JOB:
Write out the Chance News passage from "On the other" up to and including "issue comes out.", substituting "subscribers" for "readers" wherever it occurs.

PASSAGE GIVEN:
START

Converting these odds to probabilities we found that they sum to 1.2. Those who set odds for betting usually assume that the proportion of money bet on an outcome is a good estimate for the probability that the outcome will occur. Assuming this is the case, then the probabilities would add up to 1. If these probabilities were used to create the odds, then the expected profit would be $0.

On the other hand, if we multiply the probabilities by 1.2, making their sum 1.2, and use these to determine the odds, the expected profit will be about 17% of the money bet which is about what bookies want.


We found it interesting that, during the Iraq war, even the chance news items often involved issues related to the war. We decided to limit this issue of Chance News primarily to such items. However, we remind readers that the monthly electronic newsletter STATS also discusses current chance items. At their website you can also request to receive an e-mail message with links to important recent articles when the next issue comes out.

We also remind readers of John Paulos' monthly column for ABCNews.com. His current column "Beauty is in the Wallet
of the Beholder" relates the stock market, beauty contests, and a simple game. Previous columns are archived on the ABCnews website. The March and April columns, Assessing Military Edge, and Polls, a Proverb and the Price were motivated by the Iraq war.


Our first war related story was suggested by Mark Rizzardi.

http://www.sfgate.com/rallycount/.
San Francisco Chronicle, 21 Feb. 2003, A1
Wyatt Buchanan

The crowd count conumdrum.
San Francisco Bay Area Independent Media Center, 1 March, 2003.
Peter Maiden

40,000? 250,000?
Making crowd estimates a mix of guesswork, science, politics.
San Jose Mercury News, 28 Jan. 2003, Science & Health 1F
Isa M. Krieger

The problem of estimating the number of people in a crowed has often led to controversies. For example, as reported in Chance News 4.17, for the 1995 Louis Farrakhan's Million Man March on Washington, the Park Service estimated the crowd at 400,000 while an analysis by the Boston University's Center for Remote Sensing, based on computer enhancements of photographs, estimated the crowd at 870,000 with a margin of error of 25%. This led to the threat of a law suit by Farrakhan, and to the Park Service giving up estimating crowd sizes.

The Chronicle article discusses the problems encountered estimating crowd size at a rally protesting a war with Iraq held in San Francisco on Sunday Feb 16. There had been two previous rallys, October 26, 2002 and January 18, 2003 in the same area. In Peter Maiden's article we find the following history of the estimates for these previous marches.

END

(Records of where elements appear)
START

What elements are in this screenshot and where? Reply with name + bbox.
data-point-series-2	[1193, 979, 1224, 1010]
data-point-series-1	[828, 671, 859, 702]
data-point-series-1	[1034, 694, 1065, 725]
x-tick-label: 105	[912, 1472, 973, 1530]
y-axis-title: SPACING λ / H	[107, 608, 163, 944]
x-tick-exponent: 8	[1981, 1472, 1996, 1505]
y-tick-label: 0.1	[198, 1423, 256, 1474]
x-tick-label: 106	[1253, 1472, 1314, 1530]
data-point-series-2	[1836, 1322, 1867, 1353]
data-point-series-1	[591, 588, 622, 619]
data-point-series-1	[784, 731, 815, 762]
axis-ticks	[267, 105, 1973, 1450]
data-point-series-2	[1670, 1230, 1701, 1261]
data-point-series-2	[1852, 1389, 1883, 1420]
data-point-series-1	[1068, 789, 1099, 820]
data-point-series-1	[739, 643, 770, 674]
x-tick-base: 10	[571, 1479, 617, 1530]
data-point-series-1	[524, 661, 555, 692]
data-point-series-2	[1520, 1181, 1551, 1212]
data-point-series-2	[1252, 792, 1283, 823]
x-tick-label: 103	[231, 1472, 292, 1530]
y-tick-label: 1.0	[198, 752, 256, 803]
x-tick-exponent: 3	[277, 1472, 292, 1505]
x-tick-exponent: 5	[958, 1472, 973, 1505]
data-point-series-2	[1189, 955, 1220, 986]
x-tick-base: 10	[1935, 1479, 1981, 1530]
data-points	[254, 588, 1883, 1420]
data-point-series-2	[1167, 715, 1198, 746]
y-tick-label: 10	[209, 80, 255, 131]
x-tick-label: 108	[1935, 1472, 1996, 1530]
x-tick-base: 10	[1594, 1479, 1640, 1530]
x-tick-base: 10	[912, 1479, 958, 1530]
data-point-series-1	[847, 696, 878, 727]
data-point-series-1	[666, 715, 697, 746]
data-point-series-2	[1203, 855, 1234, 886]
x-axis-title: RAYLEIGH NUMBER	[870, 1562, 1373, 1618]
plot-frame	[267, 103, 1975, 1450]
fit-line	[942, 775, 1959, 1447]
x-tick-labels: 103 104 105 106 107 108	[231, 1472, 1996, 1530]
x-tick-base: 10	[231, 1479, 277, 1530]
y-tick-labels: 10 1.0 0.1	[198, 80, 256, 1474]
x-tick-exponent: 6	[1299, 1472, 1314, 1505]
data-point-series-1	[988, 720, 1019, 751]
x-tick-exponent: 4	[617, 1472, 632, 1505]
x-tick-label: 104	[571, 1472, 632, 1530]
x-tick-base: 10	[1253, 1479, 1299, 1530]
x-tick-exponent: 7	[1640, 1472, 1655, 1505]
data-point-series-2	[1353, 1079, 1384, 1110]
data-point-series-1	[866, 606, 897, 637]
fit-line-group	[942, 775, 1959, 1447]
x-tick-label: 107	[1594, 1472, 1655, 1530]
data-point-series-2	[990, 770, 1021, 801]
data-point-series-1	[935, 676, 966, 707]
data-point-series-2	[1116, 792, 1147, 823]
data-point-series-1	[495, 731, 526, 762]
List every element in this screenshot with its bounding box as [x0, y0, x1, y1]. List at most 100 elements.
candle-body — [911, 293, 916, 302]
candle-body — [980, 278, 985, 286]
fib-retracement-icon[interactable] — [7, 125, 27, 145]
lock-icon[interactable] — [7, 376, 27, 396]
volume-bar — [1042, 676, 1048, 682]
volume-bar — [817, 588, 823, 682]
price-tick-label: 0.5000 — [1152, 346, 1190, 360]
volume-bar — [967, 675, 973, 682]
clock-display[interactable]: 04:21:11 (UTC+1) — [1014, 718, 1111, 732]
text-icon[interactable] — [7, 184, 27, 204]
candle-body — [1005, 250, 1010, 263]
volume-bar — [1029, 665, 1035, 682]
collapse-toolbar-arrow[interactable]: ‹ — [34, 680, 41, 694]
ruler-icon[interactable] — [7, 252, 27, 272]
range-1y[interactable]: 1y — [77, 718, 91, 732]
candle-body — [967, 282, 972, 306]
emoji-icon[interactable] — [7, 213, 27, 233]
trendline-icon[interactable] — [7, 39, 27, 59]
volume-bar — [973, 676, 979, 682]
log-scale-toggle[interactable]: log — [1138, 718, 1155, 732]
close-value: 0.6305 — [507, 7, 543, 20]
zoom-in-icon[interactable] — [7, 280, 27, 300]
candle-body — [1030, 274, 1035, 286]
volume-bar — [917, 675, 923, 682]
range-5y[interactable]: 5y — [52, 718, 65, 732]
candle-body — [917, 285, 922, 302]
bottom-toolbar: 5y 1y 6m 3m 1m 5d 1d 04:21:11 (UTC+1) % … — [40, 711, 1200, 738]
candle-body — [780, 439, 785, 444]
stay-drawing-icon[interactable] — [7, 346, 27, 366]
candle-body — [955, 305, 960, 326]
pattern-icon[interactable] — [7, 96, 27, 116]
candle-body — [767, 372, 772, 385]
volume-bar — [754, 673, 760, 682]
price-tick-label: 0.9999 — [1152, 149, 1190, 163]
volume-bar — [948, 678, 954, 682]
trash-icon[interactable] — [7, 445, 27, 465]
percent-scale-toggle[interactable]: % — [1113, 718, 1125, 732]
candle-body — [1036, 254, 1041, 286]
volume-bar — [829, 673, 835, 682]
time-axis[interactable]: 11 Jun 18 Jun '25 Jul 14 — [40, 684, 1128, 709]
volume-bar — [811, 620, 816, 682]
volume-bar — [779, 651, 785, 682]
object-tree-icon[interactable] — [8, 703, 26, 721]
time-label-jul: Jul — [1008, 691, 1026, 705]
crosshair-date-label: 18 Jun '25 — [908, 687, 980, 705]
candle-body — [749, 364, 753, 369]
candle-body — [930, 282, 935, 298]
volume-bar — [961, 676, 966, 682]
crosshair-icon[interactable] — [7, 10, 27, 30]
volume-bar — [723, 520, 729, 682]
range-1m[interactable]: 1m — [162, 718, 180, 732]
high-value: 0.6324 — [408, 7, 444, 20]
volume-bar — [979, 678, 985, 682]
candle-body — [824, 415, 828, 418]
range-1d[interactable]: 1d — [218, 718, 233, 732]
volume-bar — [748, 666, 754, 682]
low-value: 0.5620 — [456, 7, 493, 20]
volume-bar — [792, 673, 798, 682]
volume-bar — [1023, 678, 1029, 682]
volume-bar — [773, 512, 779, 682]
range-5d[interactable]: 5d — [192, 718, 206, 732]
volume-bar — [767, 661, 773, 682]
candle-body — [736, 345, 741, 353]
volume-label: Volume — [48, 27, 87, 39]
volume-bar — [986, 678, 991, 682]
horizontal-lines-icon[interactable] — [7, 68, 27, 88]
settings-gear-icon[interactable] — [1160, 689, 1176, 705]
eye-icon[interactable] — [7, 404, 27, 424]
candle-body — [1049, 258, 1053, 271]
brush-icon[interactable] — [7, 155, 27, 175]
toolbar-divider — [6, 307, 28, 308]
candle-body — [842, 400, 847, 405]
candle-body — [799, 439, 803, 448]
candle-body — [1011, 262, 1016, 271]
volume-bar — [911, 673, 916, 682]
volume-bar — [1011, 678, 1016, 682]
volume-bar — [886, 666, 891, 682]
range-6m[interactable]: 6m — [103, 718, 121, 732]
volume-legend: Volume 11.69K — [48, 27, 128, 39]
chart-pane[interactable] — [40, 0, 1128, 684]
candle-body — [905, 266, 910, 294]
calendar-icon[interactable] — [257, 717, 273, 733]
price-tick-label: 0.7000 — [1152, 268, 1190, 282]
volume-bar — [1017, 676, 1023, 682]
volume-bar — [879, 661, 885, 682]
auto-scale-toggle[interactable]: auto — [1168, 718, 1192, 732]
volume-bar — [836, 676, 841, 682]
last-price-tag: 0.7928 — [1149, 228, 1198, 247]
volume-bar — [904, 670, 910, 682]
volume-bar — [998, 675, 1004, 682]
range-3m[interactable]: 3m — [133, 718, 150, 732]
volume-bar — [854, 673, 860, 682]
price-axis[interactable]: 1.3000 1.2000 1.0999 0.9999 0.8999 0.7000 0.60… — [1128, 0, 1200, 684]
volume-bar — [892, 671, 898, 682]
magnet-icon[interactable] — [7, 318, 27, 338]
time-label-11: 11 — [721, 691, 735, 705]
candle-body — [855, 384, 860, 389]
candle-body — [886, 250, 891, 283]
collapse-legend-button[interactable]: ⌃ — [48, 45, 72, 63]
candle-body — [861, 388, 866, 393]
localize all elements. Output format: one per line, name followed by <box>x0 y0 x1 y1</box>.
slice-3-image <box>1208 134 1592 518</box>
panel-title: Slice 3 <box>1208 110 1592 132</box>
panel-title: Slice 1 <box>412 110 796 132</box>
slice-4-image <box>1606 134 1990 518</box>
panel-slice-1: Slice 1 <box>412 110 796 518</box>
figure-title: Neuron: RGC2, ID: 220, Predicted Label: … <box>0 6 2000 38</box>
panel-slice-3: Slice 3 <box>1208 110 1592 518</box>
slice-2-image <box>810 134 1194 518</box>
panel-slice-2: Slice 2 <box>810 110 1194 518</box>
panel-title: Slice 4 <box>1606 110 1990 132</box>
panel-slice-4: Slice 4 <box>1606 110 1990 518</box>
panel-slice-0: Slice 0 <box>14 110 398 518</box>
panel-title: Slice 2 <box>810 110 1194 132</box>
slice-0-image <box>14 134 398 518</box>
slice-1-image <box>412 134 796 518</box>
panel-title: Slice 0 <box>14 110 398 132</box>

END

SOLUTION FOR THIS PROBLEM:
On the other hand, if we multiply the probabilities by 1.2, making their sum 1.2, and use these to determine the odds, the expected profit will be about 17% of the money bet which is about what bookies want.


We found it interesting that, during the Iraq war, even the chance news items often involved issues related to the war. We decided to limit this issue of Chance News primarily to such items. However, we remind subscribers that the monthly electronic newsletter STATS also discusses current chance items. At their website you can also request to receive an e-mail message with links to important recent articles when the next issue comes out.